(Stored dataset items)
=======
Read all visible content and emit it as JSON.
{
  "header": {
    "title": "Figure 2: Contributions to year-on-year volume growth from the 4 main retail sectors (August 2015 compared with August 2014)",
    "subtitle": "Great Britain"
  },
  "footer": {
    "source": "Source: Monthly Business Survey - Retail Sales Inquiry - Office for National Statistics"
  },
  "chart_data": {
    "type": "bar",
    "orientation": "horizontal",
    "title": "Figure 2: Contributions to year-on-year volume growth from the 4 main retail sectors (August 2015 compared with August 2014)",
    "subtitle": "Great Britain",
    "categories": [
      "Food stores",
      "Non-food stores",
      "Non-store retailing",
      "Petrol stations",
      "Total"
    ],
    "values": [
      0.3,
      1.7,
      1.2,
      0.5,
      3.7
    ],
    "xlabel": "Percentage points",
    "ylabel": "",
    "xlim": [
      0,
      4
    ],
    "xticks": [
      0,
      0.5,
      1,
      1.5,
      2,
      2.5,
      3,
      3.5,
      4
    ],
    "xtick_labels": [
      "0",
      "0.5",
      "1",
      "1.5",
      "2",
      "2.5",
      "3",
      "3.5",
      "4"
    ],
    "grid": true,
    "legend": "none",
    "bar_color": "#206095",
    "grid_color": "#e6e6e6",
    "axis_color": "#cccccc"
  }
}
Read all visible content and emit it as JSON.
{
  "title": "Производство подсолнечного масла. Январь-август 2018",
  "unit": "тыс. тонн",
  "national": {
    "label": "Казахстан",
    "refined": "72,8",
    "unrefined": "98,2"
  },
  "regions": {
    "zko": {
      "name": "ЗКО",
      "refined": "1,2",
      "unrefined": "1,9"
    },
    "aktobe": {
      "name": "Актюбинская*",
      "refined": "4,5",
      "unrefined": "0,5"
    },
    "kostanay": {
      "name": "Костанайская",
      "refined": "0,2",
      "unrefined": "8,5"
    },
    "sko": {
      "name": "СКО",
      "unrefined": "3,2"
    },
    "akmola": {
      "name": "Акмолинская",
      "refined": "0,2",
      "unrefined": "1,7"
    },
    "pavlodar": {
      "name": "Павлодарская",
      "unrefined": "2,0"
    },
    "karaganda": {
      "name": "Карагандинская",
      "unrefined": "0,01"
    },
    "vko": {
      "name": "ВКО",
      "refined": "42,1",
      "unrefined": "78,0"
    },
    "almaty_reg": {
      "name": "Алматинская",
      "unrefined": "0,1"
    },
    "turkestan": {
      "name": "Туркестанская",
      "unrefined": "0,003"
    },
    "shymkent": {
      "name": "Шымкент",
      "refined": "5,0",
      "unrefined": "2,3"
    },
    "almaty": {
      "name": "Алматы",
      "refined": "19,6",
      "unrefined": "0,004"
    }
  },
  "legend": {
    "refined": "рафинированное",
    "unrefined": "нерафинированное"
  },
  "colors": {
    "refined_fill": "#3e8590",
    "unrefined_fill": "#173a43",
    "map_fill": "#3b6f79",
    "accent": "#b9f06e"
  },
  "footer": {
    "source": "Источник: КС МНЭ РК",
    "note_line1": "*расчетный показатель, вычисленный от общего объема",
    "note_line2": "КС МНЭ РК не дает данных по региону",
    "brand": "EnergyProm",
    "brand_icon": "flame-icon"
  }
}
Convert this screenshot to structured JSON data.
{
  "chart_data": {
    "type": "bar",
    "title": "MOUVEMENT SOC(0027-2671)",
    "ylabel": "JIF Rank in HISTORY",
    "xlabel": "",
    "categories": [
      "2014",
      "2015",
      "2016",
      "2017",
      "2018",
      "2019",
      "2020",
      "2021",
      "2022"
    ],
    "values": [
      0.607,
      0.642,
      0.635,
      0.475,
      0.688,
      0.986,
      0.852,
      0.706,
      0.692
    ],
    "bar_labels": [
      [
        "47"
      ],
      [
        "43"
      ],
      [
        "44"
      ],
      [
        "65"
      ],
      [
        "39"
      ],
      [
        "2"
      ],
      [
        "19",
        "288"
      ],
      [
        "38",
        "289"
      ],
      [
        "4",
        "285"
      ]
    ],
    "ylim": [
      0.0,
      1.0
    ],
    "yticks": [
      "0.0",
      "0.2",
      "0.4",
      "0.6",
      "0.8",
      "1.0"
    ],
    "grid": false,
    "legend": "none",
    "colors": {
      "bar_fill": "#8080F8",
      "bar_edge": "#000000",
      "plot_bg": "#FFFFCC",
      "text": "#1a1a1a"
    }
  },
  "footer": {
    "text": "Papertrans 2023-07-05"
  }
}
=======
Every line above needs to be retyped exactly.

§ **Response to the exercise**:
Read all visible content and emit it as JSON.
{
  "header": {
    "title": "Figure 2: Contributions to year-on-year volume growth from the 4 main retail sectors (August 2015 compared with August 2014)",
    "subtitle": "Great Britain"
  },
  "footer": {
    "source": "Source: Monthly Business Survey - Retail Sales Inquiry - Office for National Statistics"
  },
  "chart_data": {
    "type": "bar",
    "orientation": "horizontal",
    "title": "Figure 2: Contributions to year-on-year volume growth from the 4 main retail sectors (August 2015 compared with August 2014)",
    "subtitle": "Great Britain",
    "categories": [
      "Food stores",
      "Non-food stores",
      "Non-store retailing",
      "Petrol stations",
      "Total"
    ],
    "values": [
      0.3,
      1.7,
      1.2,
      0.5,
      3.7
    ],
    "xlabel": "Percentage points",
    "ylabel": "",
    "xlim": [
      0,
      4
    ],
    "xticks": [
      0,
      0.5,
      1,
      1.5,
      2,
      2.5,
      3,
      3.5,
      4
    ],
    "xtick_labels": [
      "0",
      "0.5",
      "1",
      "1.5",
      "2",
      "2.5",
      "3",
      "3.5",
      "4"
    ],
    "grid": true,
    "legend": "none",
    "bar_color": "#206095",
    "grid_color": "#e6e6e6",
    "axis_color": "#cccccc"
  }
}
Read all visible content and emit it as JSON.
{
  "title": "Производство подсолнечного масла. Январь-август 2018",
  "unit": "тыс. тонн",
  "national": {
    "label": "Казахстан",
    "refined": "72,8",
    "unrefined": "98,2"
  },
  "regions": {
    "zko": {
      "name": "ЗКО",
      "refined": "1,2",
      "unrefined": "1,9"
    },
    "aktobe": {
      "name": "Актюбинская*",
      "refined": "4,5",
      "unrefined": "0,5"
    },
    "kostanay": {
      "name": "Костанайская",
      "refined": "0,2",
      "unrefined": "8,5"
    },
    "sko": {
      "name": "СКО",
      "unrefined": "3,2"
    },
    "akmola": {
      "name": "Акмолинская",
      "refined": "0,2",
      "unrefined": "1,7"
    },
    "pavlodar": {
      "name": "Павлодарская",
      "unrefined": "2,0"
    },
    "karaganda": {
      "name": "Карагандинская",
      "unrefined": "0,01"
    },
    "vko": {
      "name": "ВКО",
      "refined": "42,1",
      "unrefined": "78,0"
    },
    "almaty_reg": {
      "name": "Алматинская",
      "unrefined": "0,1"
    },
    "turkestan": {
      "name": "Туркестанская",
      "unrefined": "0,003"
    },
    "shymkent": {
      "name": "Шымкент",
      "refined": "5,0",
      "unrefined": "2,3"
    },
    "almaty": {
      "name": "Алматы",
      "refined": "19,6",
      "unrefined": "0,004"
    }
  },
  "legend": {
    "refined": "рафинированное",
    "unrefined": "нерафинированное"
  },
  "colors": {
    "refined_fill": "#3e8590",
    "unrefined_fill": "#173a43",
    "map_fill": "#3b6f79",
    "accent": "#b9f06e"
  },
  "footer": {
    "source": "Источник: КС МНЭ РК",
    "note_line1": "*расчетный показатель, вычисленный от общего объема",
    "note_line2": "КС МНЭ РК не дает данных по региону",
    "brand": "EnergyProm",
    "brand_icon": "flame-icon"
  }
}
Convert this screenshot to structured JSON data.
{
  "chart_data": {
    "type": "bar",
    "title": "MOUVEMENT SOC(0027-2671)",
    "ylabel": "JIF Rank in HISTORY",
    "xlabel": "",
    "categories": [
      "2014",
      "2015",
      "2016",
      "2017",
      "2018",
      "2019",
      "2020",
      "2021",
      "2022"
    ],
    "values": [
      0.607,
      0.642,
      0.635,
      0.475,
      0.688,
      0.986,
      0.852,
      0.706,
      0.692
    ],
    "bar_labels": [
      [
        "47"
      ],
      [
        "43"
      ],
      [
        "44"
      ],
      [
        "65"
      ],
      [
        "39"
      ],
      [
        "2"
      ],
      [
        "19",
        "288"
      ],
      [
        "38",
        "289"
      ],
      [
        "4",
        "285"
      ]
    ],
    "ylim": [
      0.0,
      1.0
    ],
    "yticks": [
      "0.0",
      "0.2",
      "0.4",
      "0.6",
      "0.8",
      "1.0"
    ],
    "grid": false,
    "legend": "none",
    "colors": {
      "bar_fill": "#8080F8",
      "bar_edge": "#000000",
      "plot_bg": "#FFFFCC",
      "text": "#1a1a1a"
    }
  },
  "footer": {
    "text": "Papertrans 2023-07-05"
  }
}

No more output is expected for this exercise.